## Exercise
Transcribe every entry below word for word, but skip the pictures.

--- Supplied data ---

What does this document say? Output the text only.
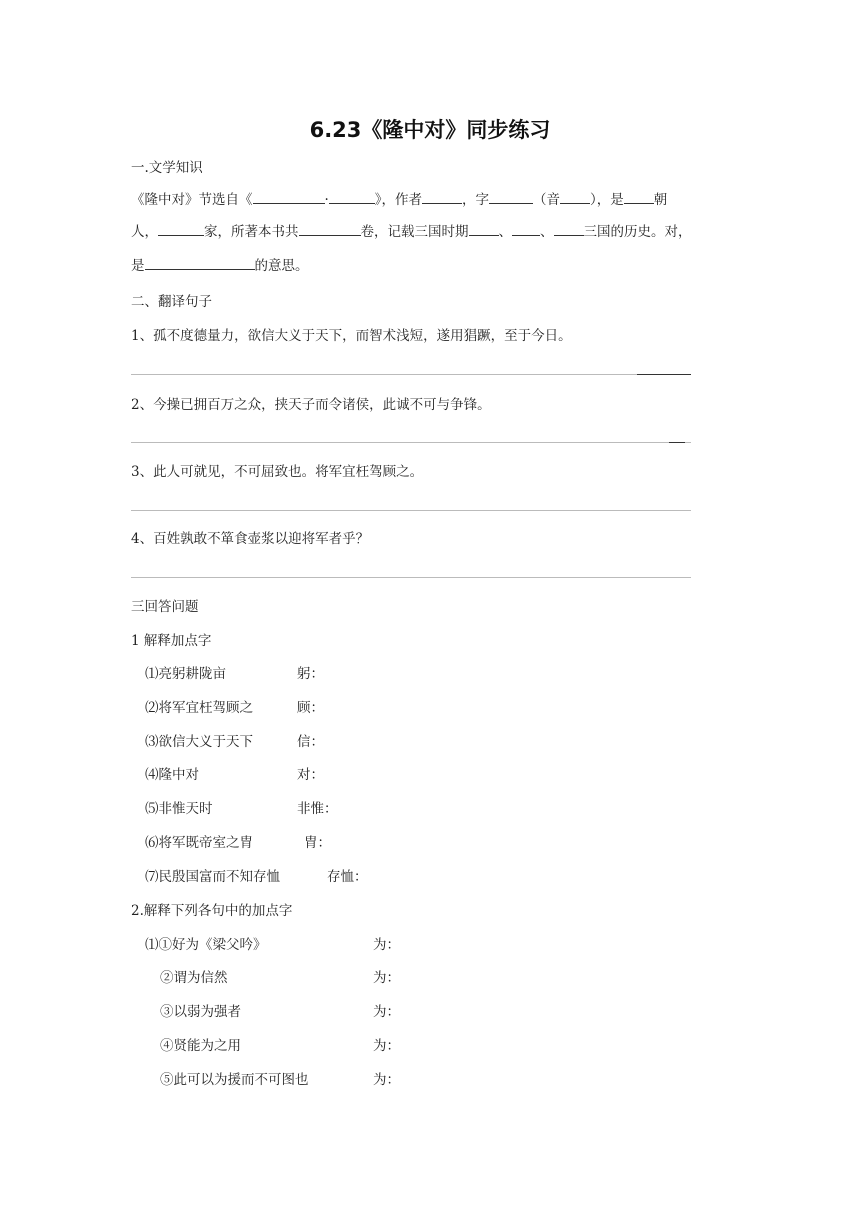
6.23《隆中对》同步练习
一.文学知识
《隆中对》节选自《	·	》，作者	，字	（音 ），是 朝
人，	家，所著本书共	卷，记载三国时期 、 、 三国的历史。对，
是	的意思。
二、翻译句子
1、孤不度德量力，欲信大义于天下，而智术浅短，遂用猖蹶，至于今日。
2、今操已拥百万之众，挟天子而令诸侯，此诚不可与争锋。
3、此人可就见，不可屈致也。将军宜枉驾顾之。
4、百姓孰敢不箪食壶浆以迎将军者乎？
三回答问题
1 解释加点字
⑴亮躬耕陇亩	躬：
⑵将军宜枉驾顾之	顾：
⑶欲信大义于天下	信：
⑷隆中对	对：
⑸非惟天时	非惟：
⑹将军既帝室之胄	胄：
⑺民殷国富而不知存恤	存恤：
2.解释下列各句中的加点字
⑴①好为《梁父吟》	为：
②谓为信然	为：
③以弱为强者	为：
④贤能为之用	为：
⑤此可以为援而不可图也	为：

---

## Result below
What does this document say? Output the text only.
6.23《隆中对》同步练习
一.文学知识
《隆中对》节选自《	·	》，作者	，字	（音 ），是 朝
人，	家，所著本书共	卷，记载三国时期 、 、 三国的历史。对，
是	的意思。
二、翻译句子
1、孤不度德量力，欲信大义于天下，而智术浅短，遂用猖蹶，至于今日。
2、今操已拥百万之众，挟天子而令诸侯，此诚不可与争锋。
3、此人可就见，不可屈致也。将军宜枉驾顾之。
4、百姓孰敢不箪食壶浆以迎将军者乎？
三回答问题
1 解释加点字
⑴亮躬耕陇亩	躬：
⑵将军宜枉驾顾之	顾：
⑶欲信大义于天下	信：
⑷隆中对	对：
⑸非惟天时	非惟：
⑹将军既帝室之胄	胄：
⑺民殷国富而不知存恤	存恤：
2.解释下列各句中的加点字
⑴①好为《梁父吟》	为：
②谓为信然	为：
③以弱为强者	为：
④贤能为之用	为：
⑤此可以为援而不可图也	为：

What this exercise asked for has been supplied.